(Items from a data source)
-------

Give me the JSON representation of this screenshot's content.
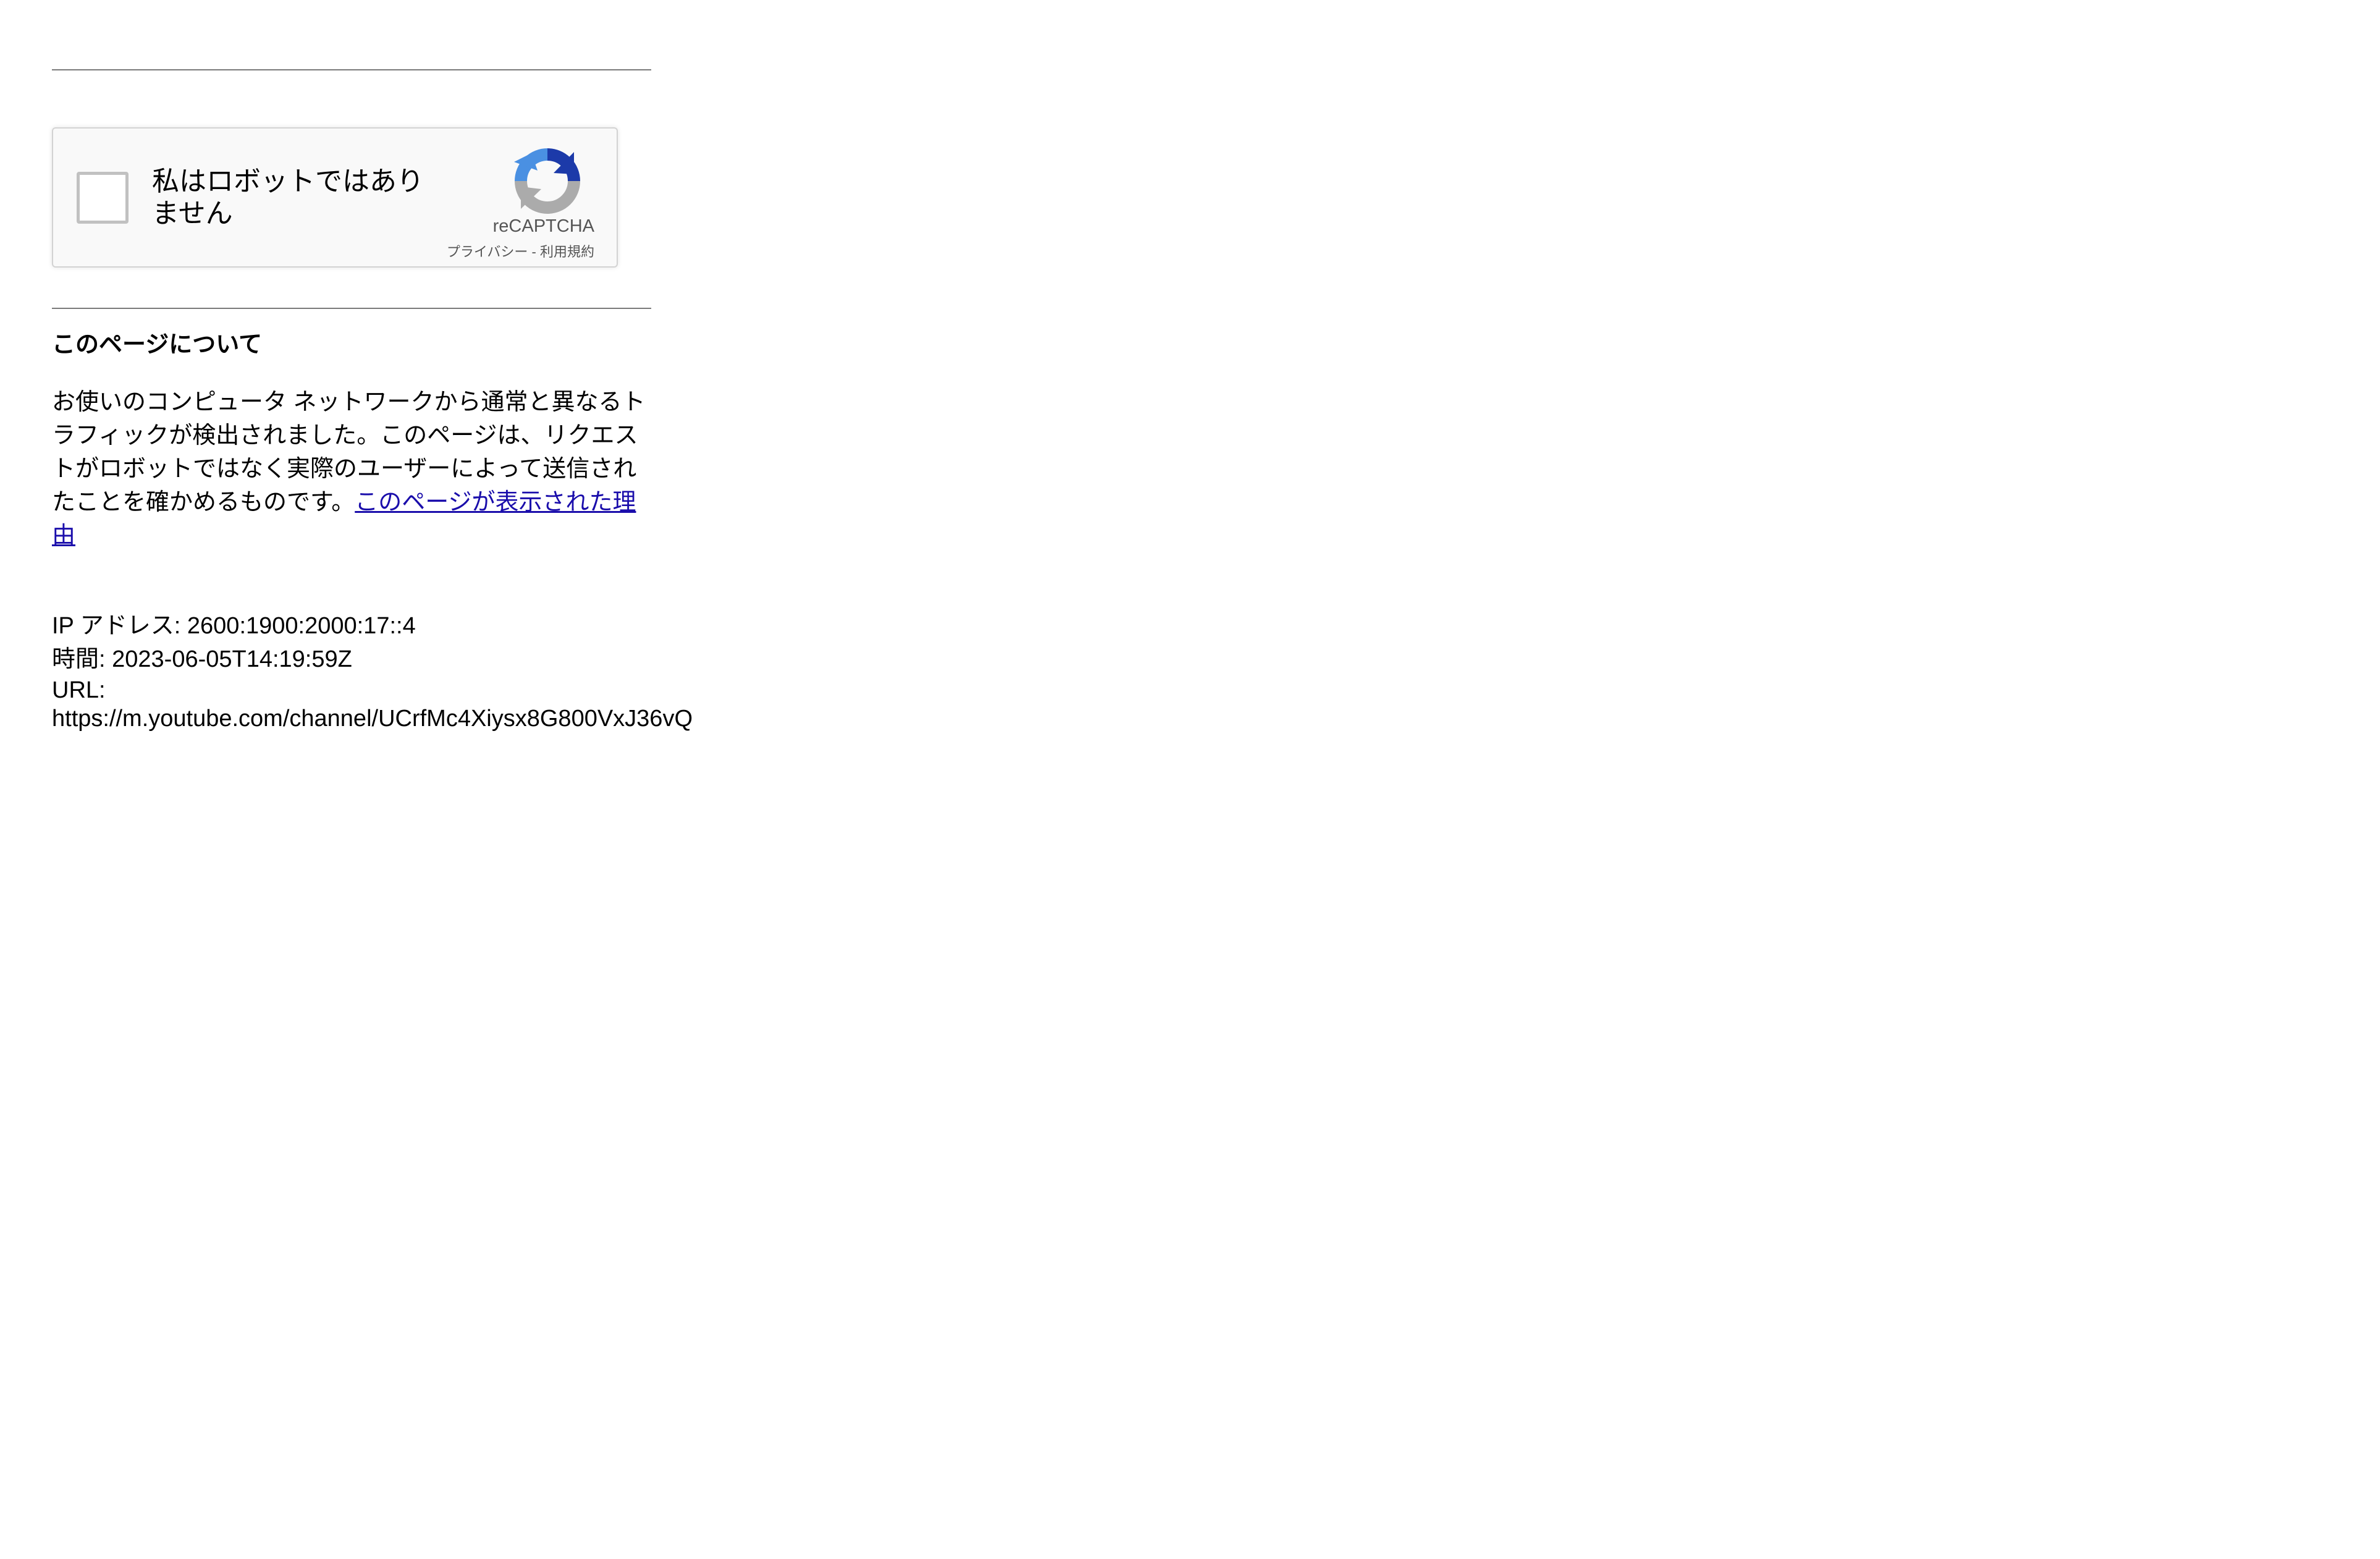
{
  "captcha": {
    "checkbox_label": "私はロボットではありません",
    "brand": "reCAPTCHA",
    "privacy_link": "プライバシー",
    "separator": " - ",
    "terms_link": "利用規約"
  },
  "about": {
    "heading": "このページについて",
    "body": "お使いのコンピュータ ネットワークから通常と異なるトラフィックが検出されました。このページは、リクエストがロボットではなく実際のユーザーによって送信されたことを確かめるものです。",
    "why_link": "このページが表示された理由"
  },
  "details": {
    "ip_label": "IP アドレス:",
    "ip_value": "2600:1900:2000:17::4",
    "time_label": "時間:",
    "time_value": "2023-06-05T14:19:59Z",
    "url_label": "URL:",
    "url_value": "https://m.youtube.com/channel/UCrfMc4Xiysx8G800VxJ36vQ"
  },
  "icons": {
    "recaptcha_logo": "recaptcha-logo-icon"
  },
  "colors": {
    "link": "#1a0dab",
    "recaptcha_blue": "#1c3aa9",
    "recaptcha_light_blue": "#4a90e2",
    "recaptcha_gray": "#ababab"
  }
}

-------

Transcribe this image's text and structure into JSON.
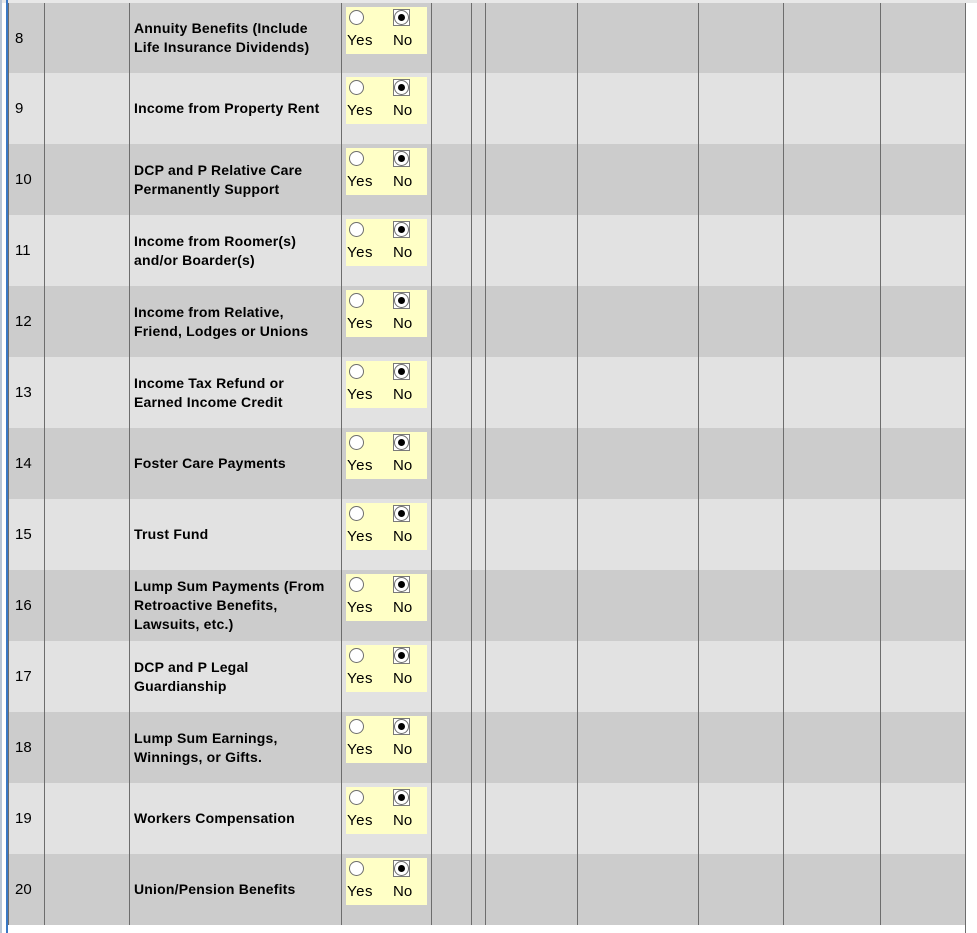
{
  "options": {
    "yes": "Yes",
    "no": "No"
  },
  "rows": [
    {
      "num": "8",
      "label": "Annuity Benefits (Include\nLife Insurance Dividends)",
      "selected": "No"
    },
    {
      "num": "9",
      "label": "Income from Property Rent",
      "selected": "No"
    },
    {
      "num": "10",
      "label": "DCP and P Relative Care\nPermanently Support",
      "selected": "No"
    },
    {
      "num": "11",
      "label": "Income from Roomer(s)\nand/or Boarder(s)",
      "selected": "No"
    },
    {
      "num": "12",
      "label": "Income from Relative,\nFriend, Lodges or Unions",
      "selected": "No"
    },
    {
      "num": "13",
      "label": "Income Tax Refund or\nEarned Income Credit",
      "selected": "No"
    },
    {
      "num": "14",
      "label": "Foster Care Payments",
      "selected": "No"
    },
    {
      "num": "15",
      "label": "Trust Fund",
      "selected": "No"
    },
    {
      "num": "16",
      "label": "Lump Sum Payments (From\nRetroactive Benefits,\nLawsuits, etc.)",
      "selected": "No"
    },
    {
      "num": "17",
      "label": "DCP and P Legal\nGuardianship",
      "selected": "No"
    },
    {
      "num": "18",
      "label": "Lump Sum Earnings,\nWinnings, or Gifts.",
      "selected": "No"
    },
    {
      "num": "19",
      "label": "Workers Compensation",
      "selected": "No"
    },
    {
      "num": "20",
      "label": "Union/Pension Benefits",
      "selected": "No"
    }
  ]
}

-------

◆ REQUIRED TASK: Determine how many lines of the listing hold the word "Income" and reply with that figure alone.

◆ EXERCISE RESULT: 4